** start of Excerpted records **

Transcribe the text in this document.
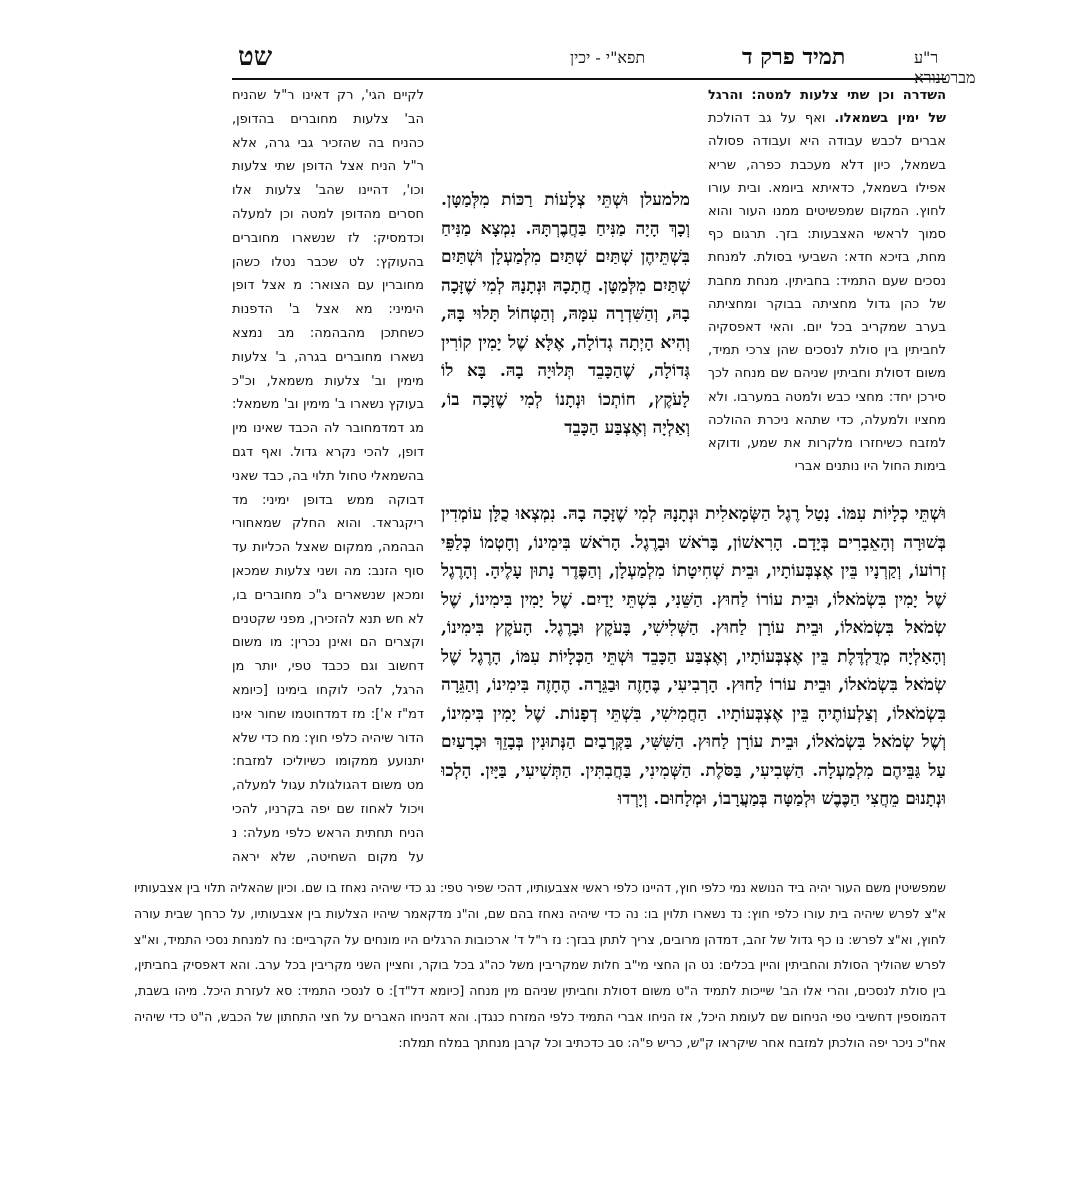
שט	תפא"י - יכין	תמיד פרק ד	ר"ע מברטנורא
השדרה וכן שתי צלעות למטה: והרגל של ימין בשמאלו. ואף על גב דהולכת אברים לכבש עבודה היא ועבודה פסולה בשמאל, כיון דלא מעכבת כפרה, שריא אפילו בשמאל, כדאיתא ביומא. ובית עורו לחוץ. המקום שמפשיטים ממנו העור והוא סמוך לראשי האצבעות: בזך. תרגום כף מחת, בזיכא חדא: השביעי בסולת. למנחת נסכים שעם התמיד: בחביתין. מנחת מחבת של כהן גדול מחציתה בבוקר ומחציתה בערב שמקריב בכל יום. והאי דאפסקיה לחביתין בין סולת לנסכים שהן צרכי תמיד, משום דסולת וחביתין שניהם שם מנחה לכך סירכן יחד: מחצי כבש ולמטה במערבו. ולא מחציו ולמעלה, כדי שתהא ניכרת ההולכה למזבח כשיחזרו מלקרות את שמע, ודוקא בימות החול היו נותנים אברי
מלמעלן וּשְׁתֵּי צְלָעוֹת רַכּוֹת מִלְּמַטָּן. וְכָךְ הָיָה מַנִּיחַ בַּחֲבֶרְתָּהּ. נִמְצָא מַנִּיחַ בִּשְׁתֵּיהֶן שְׁתַּיִם שְׁתַּיִם מִלְמַעְלָן וּשְׁתַּיִם שְׁתַּיִם מִלְּמַטָּן. חֲתָכָהּ וּנְתָנָהּ לְמִי שֶׁזָּכָה בָהּ, וְהַשִּׁדְרָה עִמָּהּ, וְהַטְּחוֹל תָּלוּי בָּהּ, וְהִיא הָיְתָה גְדוֹלָה, אֶלָּא שֶׁל יָמִין קוֹרִין גְּדוֹלָה, שֶׁהַכָּבֵד תְּלוּיָה בָהּ. בָּא לוֹ לָעֹקֶץ, חוֹתְכוֹ וּנְתָנוֹ לְמִי שֶׁזָּכָה בוֹ, וְאַלְיָה וְאֶצְבַּע הַכָּבֵד
לקיים הגי', רק דאינו ר"ל שהניח הב' צלעות מחוברים בהדופן, כהניח בה שהזכיר גבי גרה, אלא ר"ל הניח אצל הדופן שתי צלעות וכו', דהיינו שהב' צלעות אלו חסרים מהדופן למטה וכן למעלה וכדמסיק: לז שנשארו מחוברים בהעוקץ: לט שכבר נטלו כשהן מחוברין עם הצואר: מ אצל דופן הימיני: מא אצל ב' הדפנות כשחתכן מהבהמה: מב נמצא נשארו מחוברים בגרה, ב' צלעות מימין וב' צלעות משמאל, וכ"כ בעוקץ נשארו ב' מימין וב' משמאל: מג דמדמחובר לה הכבד שאינו מין דופן, להכי נקרא גדול. ואף דגם בהשמאלי טחול תלוי בה, כבד שאני דבוקה ממש בדופן ימיני: מד ריקגראד. והוא החלק שמאחורי הבהמה, ממקום שאצל הכליות עד סוף הזנב: מה ושני צלעות שמכאן ומכאן שנשארים ג"כ מחוברים בו, לא חש תנא להזכירן, מפני שקטנים וקצרים הם ואינן נכרין: מו משום דחשוב וגם ככבד טפי, יותר מן הרגל, להכי לוקחו בימינו [כיומא דמ"ז א']: מז דמדחוטמו שחור אינו הדור שיהיה כלפי חוץ: מח כדי שלא יתנועע ממקומו כשיוליכו למזבח: מט משום דהגולגולת עגול למעלה, ויכול לאחוז שם יפה בקרניו, להכי הניח תחתית הראש כלפי מעלה: נ על מקום השחיטה, שלא יראה
וּשְׁתֵּי כְלָיוֹת עִמּוֹ. נָטַל רֶגֶל הַשְּׂמָאלִית וּנְתָנָהּ לְמִי שֶׁזָּכָה בָהּ. נִמְצְאוּ כֻלָּן עוֹמְדִין בְּשׁוּרָה וְהָאֵבָרִים בְּיָדָם. הָרִאשׁוֹן, בָּרֹאשׁ וּבָרֶגֶל. הָרֹאשׁ בִּימִינוֹ, וְחָטְמוֹ כְּלַפֵּי זְרוֹעוֹ, וְקַרְנָיו בֵּין אֶצְבְּעוֹתָיו, וּבֵית שְׁחִיטָתוֹ מִלְמַעְלָן, וְהַפֶּדֶר נָתוּן עָלֶיהָ. וְהָרֶגֶל שֶׁל יָמִין בִּשְׂמֹאלוֹ, וּבֵית עוֹרוֹ לַחוּץ. הַשֵּׁנִי, בִּשְׁתֵּי יָדַיִם. שֶׁל יָמִין בִּימִינוֹ, שֶׁל שְׂמֹאל בִּשְׂמֹאלוֹ, וּבֵית עוֹרָן לַחוּץ. הַשְּׁלִישִׁי, בָּעֹקֶץ וּבָרֶגֶל. הָעֹקֶץ בִּימִינוֹ, וְהָאַלְיָה מְדֻלְדֶּלֶת בֵּין אֶצְבְּעוֹתָיו, וְאֶצְבַּע הַכָּבֵד וּשְׁתֵּי הַכְּלָיוֹת עִמּוֹ, הָרֶגֶל שֶׁל שְׂמֹאל בִּשְׂמֹאלוֹ, וּבֵית עוֹרוֹ לַחוּץ. הָרְבִיעִי, בֶּחָזֶה וּבַגֵּרָה. הֶחָזֶה בִּימִינוֹ, וְהַגֵּרָה בִּשְׂמֹאלוֹ, וְצַלְעוֹתֶיהָ בֵּין אֶצְבְּעוֹתָיו. הַחֲמִישִׁי, בִּשְׁתֵּי דְפָנוֹת. שֶׁל יָמִין בִּימִינוֹ, וְשֶׁל שְׂמֹאל בִּשְׂמֹאלוֹ, וּבֵית עוֹרָן לַחוּץ. הַשִּׁשִּׁי, בַּקְּרָבַיִם הַנְּתוּנִין בְּבָזֵךְ וּכְרָעַיִם עַל גַּבֵּיהֶם מִלְמַעְלָה. הַשְּׁבִיעִי, בַּסֹּלֶת. הַשְּׁמִינִי, בַּחֲבִתִּין. הַתְּשִׁיעִי, בַּיָּיִן. הָלְכוּ וּנְתָנוּם מֵחֲצִי הַכֶּבֶשׁ וּלְמַטָּה בְּמַעֲרָבוֹ, וּמְלָחוּם. וְיָרְדוּ
שמפשיטין משם העור יהיה ביד הנושא נמי כלפי חוץ, דהיינו כלפי ראשי אצבעותיו, דהכי שפיר טפי: נג כדי שיהיה נאחז בו שם. וכיון שהאליה תלוי בין אצבעותיו א"צ לפרש שיהיה בית עורו כלפי חוץ: נד נשארו תלוין בו: נה כדי שיהיה נאחז בהם שם, וה"נ מדקאמר שיהיו הצלעות בין אצבעותיו, על כרחך שבית עורה לחוץ, וא"צ לפרש: נו כף גדול של זהב, דמדהן מרובים, צריך לתתן בבזך: נז ר"ל ד' ארכובות הרגלים היו מונחים על הקרביים: נח למנחת נסכי התמיד, וא"צ לפרש שהוליך הסולת והחביתין והיין בכלים: נט הן החצי מי"ב חלות שמקריבין משל כה"ג בכל בוקר, וחציין השני מקריבין בכל ערב. והא דאפסיק בחביתין, בין סולת לנסכים, והרי אלו הב' שייכות לתמיד ה"ט משום דסולת וחביתין שניהם מין מנחה [כיומא דל"ד]: ס לנסכי התמיד: סא לעזרת היכל. מיהו בשבת, דהמוספין דחשיבי טפי הניחום שם לעומת היכל, אז הניחו אברי התמיד כלפי המזרח כנגדן. והא דהניחו האברים על חצי התחתון של הכבש, ה"ט כדי שיהיה אח"כ ניכר יפה הולכתן למזבח אחר שיקראו ק"ש, כריש פ"ה: סב כדכתיב וכל קרבן מנחתך במלח תמלח:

** end of Excerpted records **

**Aim**
In the copy, include all records verbatim but no images.

**Solution to this problem**
Transcribe the text in this document.
שט	תפא"י - יכין	תמיד פרק ד	ר"ע מברטנורא
השדרה וכן שתי צלעות למטה: והרגל של ימין בשמאלו. ואף על גב דהולכת אברים לכבש עבודה היא ועבודה פסולה בשמאל, כיון דלא מעכבת כפרה, שריא אפילו בשמאל, כדאיתא ביומא. ובית עורו לחוץ. המקום שמפשיטים ממנו העור והוא סמוך לראשי האצבעות: בזך. תרגום כף מחת, בזיכא חדא: השביעי בסולת. למנחת נסכים שעם התמיד: בחביתין. מנחת מחבת של כהן גדול מחציתה בבוקר ומחציתה בערב שמקריב בכל יום. והאי דאפסקיה לחביתין בין סולת לנסכים שהן צרכי תמיד, משום דסולת וחביתין שניהם שם מנחה לכך סירכן יחד: מחצי כבש ולמטה במערבו. ולא מחציו ולמעלה, כדי שתהא ניכרת ההולכה למזבח כשיחזרו מלקרות את שמע, ודוקא בימות החול היו נותנים אברי
מלמעלן וּשְׁתֵּי צְלָעוֹת רַכּוֹת מִלְּמַטָּן. וְכָךְ הָיָה מַנִּיחַ בַּחֲבֶרְתָּהּ. נִמְצָא מַנִּיחַ בִּשְׁתֵּיהֶן שְׁתַּיִם שְׁתַּיִם מִלְמַעְלָן וּשְׁתַּיִם שְׁתַּיִם מִלְּמַטָּן. חֲתָכָהּ וּנְתָנָהּ לְמִי שֶׁזָּכָה בָהּ, וְהַשִּׁדְרָה עִמָּהּ, וְהַטְּחוֹל תָּלוּי בָּהּ, וְהִיא הָיְתָה גְדוֹלָה, אֶלָּא שֶׁל יָמִין קוֹרִין גְּדוֹלָה, שֶׁהַכָּבֵד תְּלוּיָה בָהּ. בָּא לוֹ לָעֹקֶץ, חוֹתְכוֹ וּנְתָנוֹ לְמִי שֶׁזָּכָה בוֹ, וְאַלְיָה וְאֶצְבַּע הַכָּבֵד
לקיים הגי', רק דאינו ר"ל שהניח הב' צלעות מחוברים בהדופן, כהניח בה שהזכיר גבי גרה, אלא ר"ל הניח אצל הדופן שתי צלעות וכו', דהיינו שהב' צלעות אלו חסרים מהדופן למטה וכן למעלה וכדמסיק: לז שנשארו מחוברים בהעוקץ: לט שכבר נטלו כשהן מחוברין עם הצואר: מ אצל דופן הימיני: מא אצל ב' הדפנות כשחתכן מהבהמה: מב נמצא נשארו מחוברים בגרה, ב' צלעות מימין וב' צלעות משמאל, וכ"כ בעוקץ נשארו ב' מימין וב' משמאל: מג דמדמחובר לה הכבד שאינו מין דופן, להכי נקרא גדול. ואף דגם בהשמאלי טחול תלוי בה, כבד שאני דבוקה ממש בדופן ימיני: מד ריקגראד. והוא החלק שמאחורי הבהמה, ממקום שאצל הכליות עד סוף הזנב: מה ושני צלעות שמכאן ומכאן שנשארים ג"כ מחוברים בו, לא חש תנא להזכירן, מפני שקטנים וקצרים הם ואינן נכרין: מו משום דחשוב וגם ככבד טפי, יותר מן הרגל, להכי לוקחו בימינו [כיומא דמ"ז א']: מז דמדחוטמו שחור אינו הדור שיהיה כלפי חוץ: מח כדי שלא יתנועע ממקומו כשיוליכו למזבח: מט משום דהגולגולת עגול למעלה, ויכול לאחוז שם יפה בקרניו, להכי הניח תחתית הראש כלפי מעלה: נ על מקום השחיטה, שלא יראה
וּשְׁתֵּי כְלָיוֹת עִמּוֹ. נָטַל רֶגֶל הַשְּׂמָאלִית וּנְתָנָהּ לְמִי שֶׁזָּכָה בָהּ. נִמְצְאוּ כֻלָּן עוֹמְדִין בְּשׁוּרָה וְהָאֵבָרִים בְּיָדָם. הָרִאשׁוֹן, בָּרֹאשׁ וּבָרֶגֶל. הָרֹאשׁ בִּימִינוֹ, וְחָטְמוֹ כְּלַפֵּי זְרוֹעוֹ, וְקַרְנָיו בֵּין אֶצְבְּעוֹתָיו, וּבֵית שְׁחִיטָתוֹ מִלְמַעְלָן, וְהַפֶּדֶר נָתוּן עָלֶיהָ. וְהָרֶגֶל שֶׁל יָמִין בִּשְׂמֹאלוֹ, וּבֵית עוֹרוֹ לַחוּץ. הַשֵּׁנִי, בִּשְׁתֵּי יָדַיִם. שֶׁל יָמִין בִּימִינוֹ, שֶׁל שְׂמֹאל בִּשְׂמֹאלוֹ, וּבֵית עוֹרָן לַחוּץ. הַשְּׁלִישִׁי, בָּעֹקֶץ וּבָרֶגֶל. הָעֹקֶץ בִּימִינוֹ, וְהָאַלְיָה מְדֻלְדֶּלֶת בֵּין אֶצְבְּעוֹתָיו, וְאֶצְבַּע הַכָּבֵד וּשְׁתֵּי הַכְּלָיוֹת עִמּוֹ, הָרֶגֶל שֶׁל שְׂמֹאל בִּשְׂמֹאלוֹ, וּבֵית עוֹרוֹ לַחוּץ. הָרְבִיעִי, בֶּחָזֶה וּבַגֵּרָה. הֶחָזֶה בִּימִינוֹ, וְהַגֵּרָה בִּשְׂמֹאלוֹ, וְצַלְעוֹתֶיהָ בֵּין אֶצְבְּעוֹתָיו. הַחֲמִישִׁי, בִּשְׁתֵּי דְפָנוֹת. שֶׁל יָמִין בִּימִינוֹ, וְשֶׁל שְׂמֹאל בִּשְׂמֹאלוֹ, וּבֵית עוֹרָן לַחוּץ. הַשִּׁשִּׁי, בַּקְּרָבַיִם הַנְּתוּנִין בְּבָזֵךְ וּכְרָעַיִם עַל גַּבֵּיהֶם מִלְמַעְלָה. הַשְּׁבִיעִי, בַּסֹּלֶת. הַשְּׁמִינִי, בַּחֲבִתִּין. הַתְּשִׁיעִי, בַּיָּיִן. הָלְכוּ וּנְתָנוּם מֵחֲצִי הַכֶּבֶשׁ וּלְמַטָּה בְּמַעֲרָבוֹ, וּמְלָחוּם. וְיָרְדוּ
שמפשיטין משם העור יהיה ביד הנושא נמי כלפי חוץ, דהיינו כלפי ראשי אצבעותיו, דהכי שפיר טפי: נג כדי שיהיה נאחז בו שם. וכיון שהאליה תלוי בין אצבעותיו א"צ לפרש שיהיה בית עורו כלפי חוץ: נד נשארו תלוין בו: נה כדי שיהיה נאחז בהם שם, וה"נ מדקאמר שיהיו הצלעות בין אצבעותיו, על כרחך שבית עורה לחוץ, וא"צ לפרש: נו כף גדול של זהב, דמדהן מרובים, צריך לתתן בבזך: נז ר"ל ד' ארכובות הרגלים היו מונחים על הקרביים: נח למנחת נסכי התמיד, וא"צ לפרש שהוליך הסולת והחביתין והיין בכלים: נט הן החצי מי"ב חלות שמקריבין משל כה"ג בכל בוקר, וחציין השני מקריבין בכל ערב. והא דאפסיק בחביתין, בין סולת לנסכים, והרי אלו הב' שייכות לתמיד ה"ט משום דסולת וחביתין שניהם מין מנחה [כיומא דל"ד]: ס לנסכי התמיד: סא לעזרת היכל. מיהו בשבת, דהמוספין דחשיבי טפי הניחום שם לעומת היכל, אז הניחו אברי התמיד כלפי המזרח כנגדן. והא דהניחו האברים על חצי התחתון של הכבש, ה"ט כדי שיהיה אח"כ ניכר יפה הולכתן למזבח אחר שיקראו ק"ש, כריש פ"ה: סב כדכתיב וכל קרבן מנחתך במלח תמלח:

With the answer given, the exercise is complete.